Short problem: Nothing in the records may be left out or altered; reproduce them all exactly.

Supplied material:
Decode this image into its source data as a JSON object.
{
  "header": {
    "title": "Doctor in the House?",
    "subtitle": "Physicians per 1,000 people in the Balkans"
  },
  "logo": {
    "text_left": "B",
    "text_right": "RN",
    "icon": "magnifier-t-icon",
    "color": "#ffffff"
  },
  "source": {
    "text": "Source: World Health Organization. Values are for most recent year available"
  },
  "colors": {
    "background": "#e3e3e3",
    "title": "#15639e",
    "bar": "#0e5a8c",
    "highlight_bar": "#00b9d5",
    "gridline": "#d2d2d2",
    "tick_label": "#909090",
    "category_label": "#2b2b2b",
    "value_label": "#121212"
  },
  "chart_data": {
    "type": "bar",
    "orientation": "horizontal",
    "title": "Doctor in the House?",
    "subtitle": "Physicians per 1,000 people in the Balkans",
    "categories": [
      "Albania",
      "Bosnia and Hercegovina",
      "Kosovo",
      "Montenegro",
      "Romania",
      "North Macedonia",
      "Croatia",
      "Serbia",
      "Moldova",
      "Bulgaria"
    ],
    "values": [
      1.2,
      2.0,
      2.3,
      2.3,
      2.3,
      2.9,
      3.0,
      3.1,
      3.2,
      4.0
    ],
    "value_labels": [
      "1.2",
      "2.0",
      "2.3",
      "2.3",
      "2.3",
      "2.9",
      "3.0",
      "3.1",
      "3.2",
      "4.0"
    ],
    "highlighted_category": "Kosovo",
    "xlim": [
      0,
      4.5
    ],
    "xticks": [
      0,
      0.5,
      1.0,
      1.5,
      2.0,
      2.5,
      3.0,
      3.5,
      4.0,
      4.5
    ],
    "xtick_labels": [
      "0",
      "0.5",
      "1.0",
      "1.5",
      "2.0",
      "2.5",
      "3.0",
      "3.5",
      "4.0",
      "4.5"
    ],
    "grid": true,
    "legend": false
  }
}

Result of this task:
Decode this image into its source data as a JSON object.
{
  "header": {
    "title": "Doctor in the House?",
    "subtitle": "Physicians per 1,000 people in the Balkans"
  },
  "logo": {
    "text_left": "B",
    "text_right": "RN",
    "icon": "magnifier-t-icon",
    "color": "#ffffff"
  },
  "source": {
    "text": "Source: World Health Organization. Values are for most recent year available"
  },
  "colors": {
    "background": "#e3e3e3",
    "title": "#15639e",
    "bar": "#0e5a8c",
    "highlight_bar": "#00b9d5",
    "gridline": "#d2d2d2",
    "tick_label": "#909090",
    "category_label": "#2b2b2b",
    "value_label": "#121212"
  },
  "chart_data": {
    "type": "bar",
    "orientation": "horizontal",
    "title": "Doctor in the House?",
    "subtitle": "Physicians per 1,000 people in the Balkans",
    "categories": [
      "Albania",
      "Bosnia and Hercegovina",
      "Kosovo",
      "Montenegro",
      "Romania",
      "North Macedonia",
      "Croatia",
      "Serbia",
      "Moldova",
      "Bulgaria"
    ],
    "values": [
      1.2,
      2.0,
      2.3,
      2.3,
      2.3,
      2.9,
      3.0,
      3.1,
      3.2,
      4.0
    ],
    "value_labels": [
      "1.2",
      "2.0",
      "2.3",
      "2.3",
      "2.3",
      "2.9",
      "3.0",
      "3.1",
      "3.2",
      "4.0"
    ],
    "highlighted_category": "Kosovo",
    "xlim": [
      0,
      4.5
    ],
    "xticks": [
      0,
      0.5,
      1.0,
      1.5,
      2.0,
      2.5,
      3.0,
      3.5,
      4.0,
      4.5
    ],
    "xtick_labels": [
      "0",
      "0.5",
      "1.0",
      "1.5",
      "2.0",
      "2.5",
      "3.0",
      "3.5",
      "4.0",
      "4.5"
    ],
    "grid": true,
    "legend": false
  }
}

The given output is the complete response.